→ Challenge
Write out the listing below exactly, and omit any images you find in it.

Some records:
# # # # #

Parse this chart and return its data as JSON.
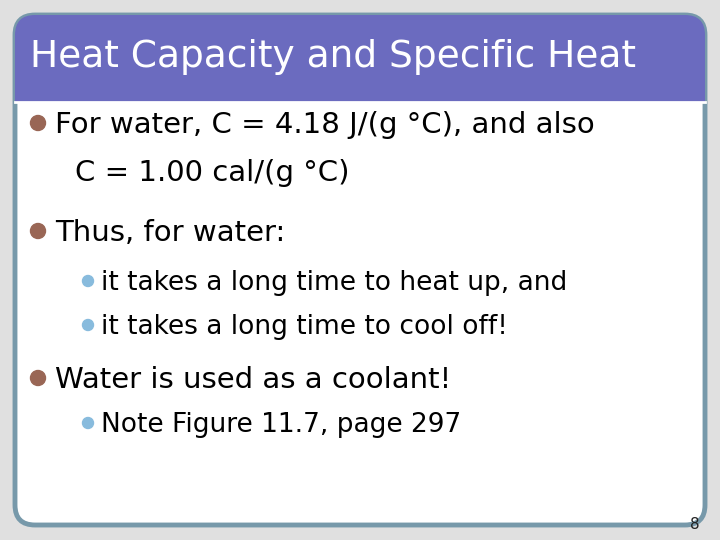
{
  "title": "Heat Capacity and Specific Heat",
  "title_bg_color": "#6B6BBF",
  "title_text_color": "#FFFFFF",
  "slide_bg_color": "#FFFFFF",
  "border_color": "#7799AA",
  "page_number": "8",
  "bullet_color_main": "#996655",
  "bullet_color_sub": "#88BBDD",
  "content_lines": [
    {
      "level": 0,
      "text": "For water, C = 4.18 J/(g °C), and also",
      "bullet_color": "#996655",
      "fontsize": 21
    },
    {
      "level": -1,
      "text": "C = 1.00 cal/(g °C)",
      "bullet_color": null,
      "fontsize": 21
    },
    {
      "level": 0,
      "text": "Thus, for water:",
      "bullet_color": "#996655",
      "fontsize": 21
    },
    {
      "level": 1,
      "text": "it takes a long time to heat up, and",
      "bullet_color": "#88BBDD",
      "fontsize": 19
    },
    {
      "level": 1,
      "text": "it takes a long time to cool off!",
      "bullet_color": "#88BBDD",
      "fontsize": 19
    },
    {
      "level": 0,
      "text": "Water is used as a coolant!",
      "bullet_color": "#996655",
      "fontsize": 21
    },
    {
      "level": 1,
      "text": "Note Figure 11.7, page 297",
      "bullet_color": "#88BBDD",
      "fontsize": 19
    }
  ]
}
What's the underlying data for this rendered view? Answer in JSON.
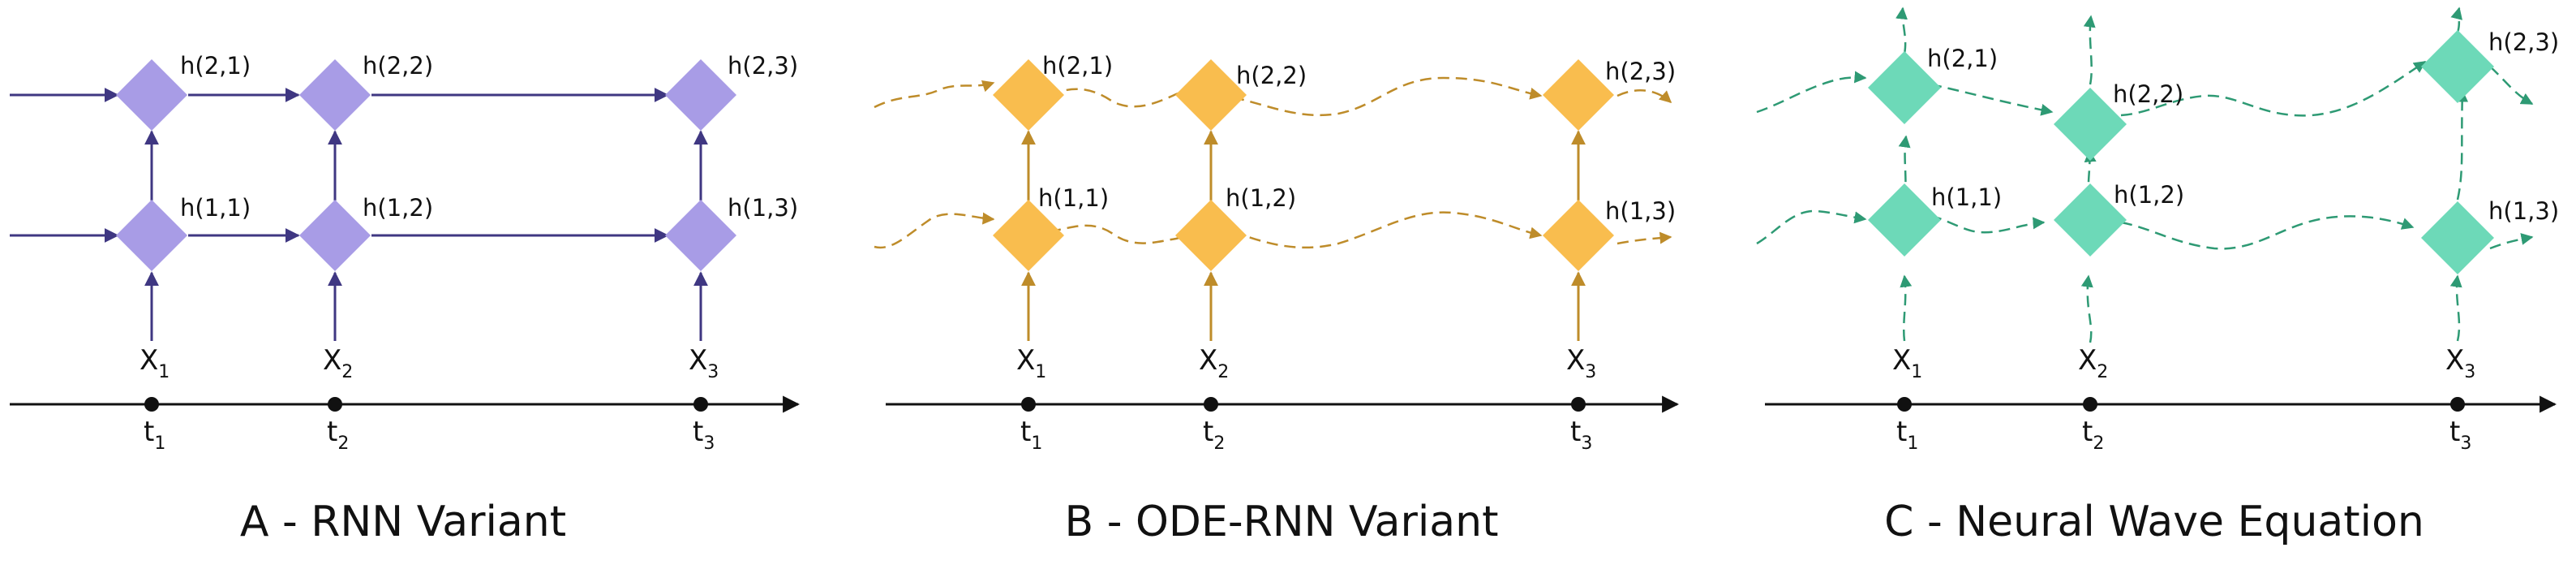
{
  "colors": {
    "rnn_node": "#A89CE6",
    "rnn_edge": "#3F3782",
    "ode_node": "#F9BD4E",
    "ode_edge": "#BE8C2A",
    "wave_node": "#6DD9B8",
    "wave_edge": "#2E9A74",
    "axis": "#111111"
  },
  "panels": [
    {
      "title": "A - RNN Variant",
      "nodes": [
        {
          "label": "h(2,1)"
        },
        {
          "label": "h(2,2)"
        },
        {
          "label": "h(2,3)"
        },
        {
          "label": "h(1,1)"
        },
        {
          "label": "h(1,2)"
        },
        {
          "label": "h(1,3)"
        }
      ],
      "inputs": [
        {
          "name": "X",
          "sub": "1"
        },
        {
          "name": "X",
          "sub": "2"
        },
        {
          "name": "X",
          "sub": "3"
        }
      ],
      "times": [
        {
          "name": "t",
          "sub": "1"
        },
        {
          "name": "t",
          "sub": "2"
        },
        {
          "name": "t",
          "sub": "3"
        }
      ]
    },
    {
      "title": "B - ODE-RNN Variant",
      "nodes": [
        {
          "label": "h(2,1)"
        },
        {
          "label": "h(2,2)"
        },
        {
          "label": "h(2,3)"
        },
        {
          "label": "h(1,1)"
        },
        {
          "label": "h(1,2)"
        },
        {
          "label": "h(1,3)"
        }
      ],
      "inputs": [
        {
          "name": "X",
          "sub": "1"
        },
        {
          "name": "X",
          "sub": "2"
        },
        {
          "name": "X",
          "sub": "3"
        }
      ],
      "times": [
        {
          "name": "t",
          "sub": "1"
        },
        {
          "name": "t",
          "sub": "2"
        },
        {
          "name": "t",
          "sub": "3"
        }
      ]
    },
    {
      "title": "C - Neural Wave Equation",
      "nodes": [
        {
          "label": "h(2,1)"
        },
        {
          "label": "h(2,2)"
        },
        {
          "label": "h(2,3)"
        },
        {
          "label": "h(1,1)"
        },
        {
          "label": "h(1,2)"
        },
        {
          "label": "h(1,3)"
        }
      ],
      "inputs": [
        {
          "name": "X",
          "sub": "1"
        },
        {
          "name": "X",
          "sub": "2"
        },
        {
          "name": "X",
          "sub": "3"
        }
      ],
      "times": [
        {
          "name": "t",
          "sub": "1"
        },
        {
          "name": "t",
          "sub": "2"
        },
        {
          "name": "t",
          "sub": "3"
        }
      ]
    }
  ]
}
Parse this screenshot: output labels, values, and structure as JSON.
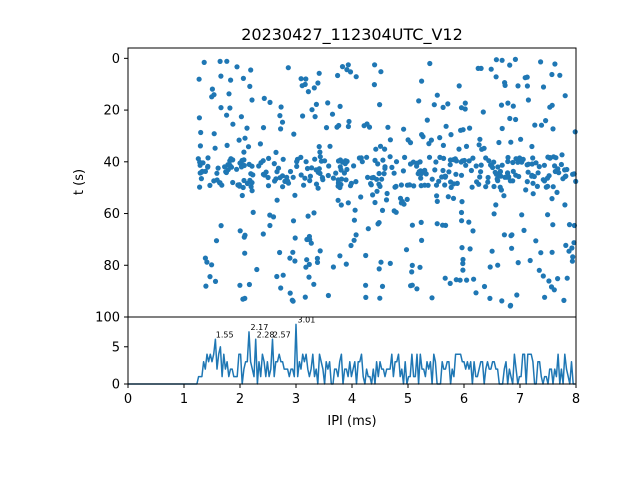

# # # # #

→ The solution
Parse this chart and return its data as JSON.
{
  "title": "Heat Capacity and Specific Heat",
  "title_bg_color": "#6B6BBF",
  "title_text_color": "#FFFFFF",
  "slide_bg_color": "#FFFFFF",
  "border_color": "#7799AA",
  "page_number": "8",
  "bullet_color_main": "#996655",
  "bullet_color_sub": "#88BBDD",
  "content_lines": [
    {
      "level": 0,
      "text": "For water, C = 4.18 J/(g °C), and also",
      "bullet_color": "#996655",
      "fontsize": 21
    },
    {
      "level": -1,
      "text": "C = 1.00 cal/(g °C)",
      "bullet_color": null,
      "fontsize": 21
    },
    {
      "level": 0,
      "text": "Thus, for water:",
      "bullet_color": "#996655",
      "fontsize": 21
    },
    {
      "level": 1,
      "text": "it takes a long time to heat up, and",
      "bullet_color": "#88BBDD",
      "fontsize": 19
    },
    {
      "level": 1,
      "text": "it takes a long time to cool off!",
      "bullet_color": "#88BBDD",
      "fontsize": 19
    },
    {
      "level": 0,
      "text": "Water is used as a coolant!",
      "bullet_color": "#996655",
      "fontsize": 21
    },
    {
      "level": 1,
      "text": "Note Figure 11.7, page 297",
      "bullet_color": "#88BBDD",
      "fontsize": 19
    }
  ]
}
What's the underlying data for this rendered view? Answer in JSON.
{
  "colors": {
    "rnn_node": "#A89CE6",
    "rnn_edge": "#3F3782",
    "ode_node": "#F9BD4E",
    "ode_edge": "#BE8C2A",
    "wave_node": "#6DD9B8",
    "wave_edge": "#2E9A74",
    "axis": "#111111"
  },
  "panels": [
    {
      "title": "A - RNN Variant",
      "nodes": [
        {
          "label": "h(2,1)"
        },
        {
          "label": "h(2,2)"
        },
        {
          "label": "h(2,3)"
        },
        {
          "label": "h(1,1)"
        },
        {
          "label": "h(1,2)"
        },
        {
          "label": "h(1,3)"
        }
      ],
      "inputs": [
        {
          "name": "X",
          "sub": "1"
        },
        {
          "name": "X",
          "sub": "2"
        },
        {
          "name": "X",
          "sub": "3"
        }
      ],
      "times": [
        {
          "name": "t",
          "sub": "1"
        },
        {
          "name": "t",
          "sub": "2"
        },
        {
          "name": "t",
          "sub": "3"
        }
      ]
    },
    {
      "title": "B - ODE-RNN Variant",
      "nodes": [
        {
          "label": "h(2,1)"
        },
        {
          "label": "h(2,2)"
        },
        {
          "label": "h(2,3)"
        },
        {
          "label": "h(1,1)"
        },
        {
          "label": "h(1,2)"
        },
        {
          "label": "h(1,3)"
        }
      ],
      "inputs": [
        {
          "name": "X",
          "sub": "1"
        },
        {
          "name": "X",
          "sub": "2"
        },
        {
          "name": "X",
          "sub": "3"
        }
      ],
      "times": [
        {
          "name": "t",
          "sub": "1"
        },
        {
          "name": "t",
          "sub": "2"
        },
        {
          "name": "t",
          "sub": "3"
        }
      ]
    },
    {
      "title": "C - Neural Wave Equation",
      "nodes": [
        {
          "label": "h(2,1)"
        },
        {
          "label": "h(2,2)"
        },
        {
          "label": "h(2,3)"
        },
        {
          "label": "h(1,1)"
        },
        {
          "label": "h(1,2)"
        },
        {
          "label": "h(1,3)"
        }
      ],
      "inputs": [
        {
          "name": "X",
          "sub": "1"
        },
        {
          "name": "X",
          "sub": "2"
        },
        {
          "name": "X",
          "sub": "3"
        }
      ],
      "times": [
        {
          "name": "t",
          "sub": "1"
        },
        {
          "name": "t",
          "sub": "2"
        },
        {
          "name": "t",
          "sub": "3"
        }
      ]
    }
  ]
}
Parse this screenshot: output labels, values, and structure as JSON.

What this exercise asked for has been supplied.